Begin TASK INPUT

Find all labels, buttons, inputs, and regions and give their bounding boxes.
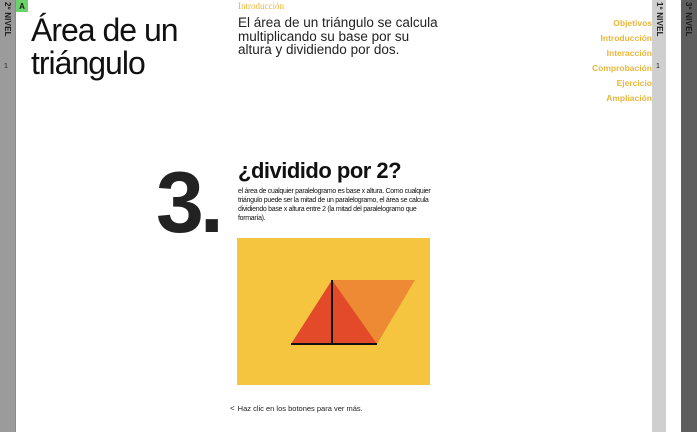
- level-label-right-2: 3º NIVEL: [684, 2, 693, 37]
- triangle-parallelogram-diagram: [291, 280, 415, 345]
- nav-item-introduccion[interactable]: Introducción: [592, 31, 652, 46]
- section-label: Introducción: [238, 1, 284, 11]
- triangle-illustration: [237, 238, 430, 385]
- intro-text: El área de un triángulo se calcula multi…: [238, 15, 438, 57]
- level-number-right-1: 1: [656, 63, 660, 70]
- back-arrow-icon[interactable]: <: [230, 404, 235, 413]
- level-badge: A: [16, 0, 28, 12]
- level-label-left: 2º NIVEL: [3, 2, 12, 37]
- level-strip-left[interactable]: 2º NIVEL 1: [0, 0, 16, 432]
- hint-text: < Haz clic en los botones para ver más.: [230, 404, 363, 413]
- level-strip-right-2[interactable]: 3º NIVEL: [681, 0, 697, 432]
- nav-item-comprobacion[interactable]: Comprobación: [592, 61, 652, 76]
- section-nav: Objetivos Introducción Interacción Compr…: [592, 16, 652, 106]
- hint-label: Haz clic en los botones para ver más.: [237, 404, 363, 413]
- step-number: 3.: [156, 155, 224, 251]
- nav-item-interaccion[interactable]: Interacción: [592, 46, 652, 61]
- level-number-left: 1: [4, 63, 8, 70]
- page-title: Área de un triángulo: [31, 12, 179, 81]
- level-strip-right-1[interactable]: 1º NIVEL 1: [652, 0, 666, 432]
- nav-item-ampliacion[interactable]: Ampliación: [592, 91, 652, 106]
- page: 2º NIVEL 1 A Área de un triángulo Introd…: [0, 0, 700, 432]
- level-label-right-1: 1º NIVEL: [655, 2, 664, 37]
- nav-item-ejercicio[interactable]: Ejercicio: [592, 76, 652, 91]
- step-description: el área de cualquier paralelogramo es ba…: [238, 188, 431, 222]
- step-headline: ¿dividido por 2?: [238, 158, 402, 183]
- nav-item-objetivos[interactable]: Objetivos: [592, 16, 652, 31]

End TASK INPUT

* OBJECTIVE *
Please locate every line in the rows above that contains the string "botones" and copy each of those lines.

* TASK ANSWER *
- hint-text: < Haz clic en los botones para ver más.: [230, 404, 363, 413]
- hint-label: Haz clic en los botones para ver más.: [237, 404, 363, 413]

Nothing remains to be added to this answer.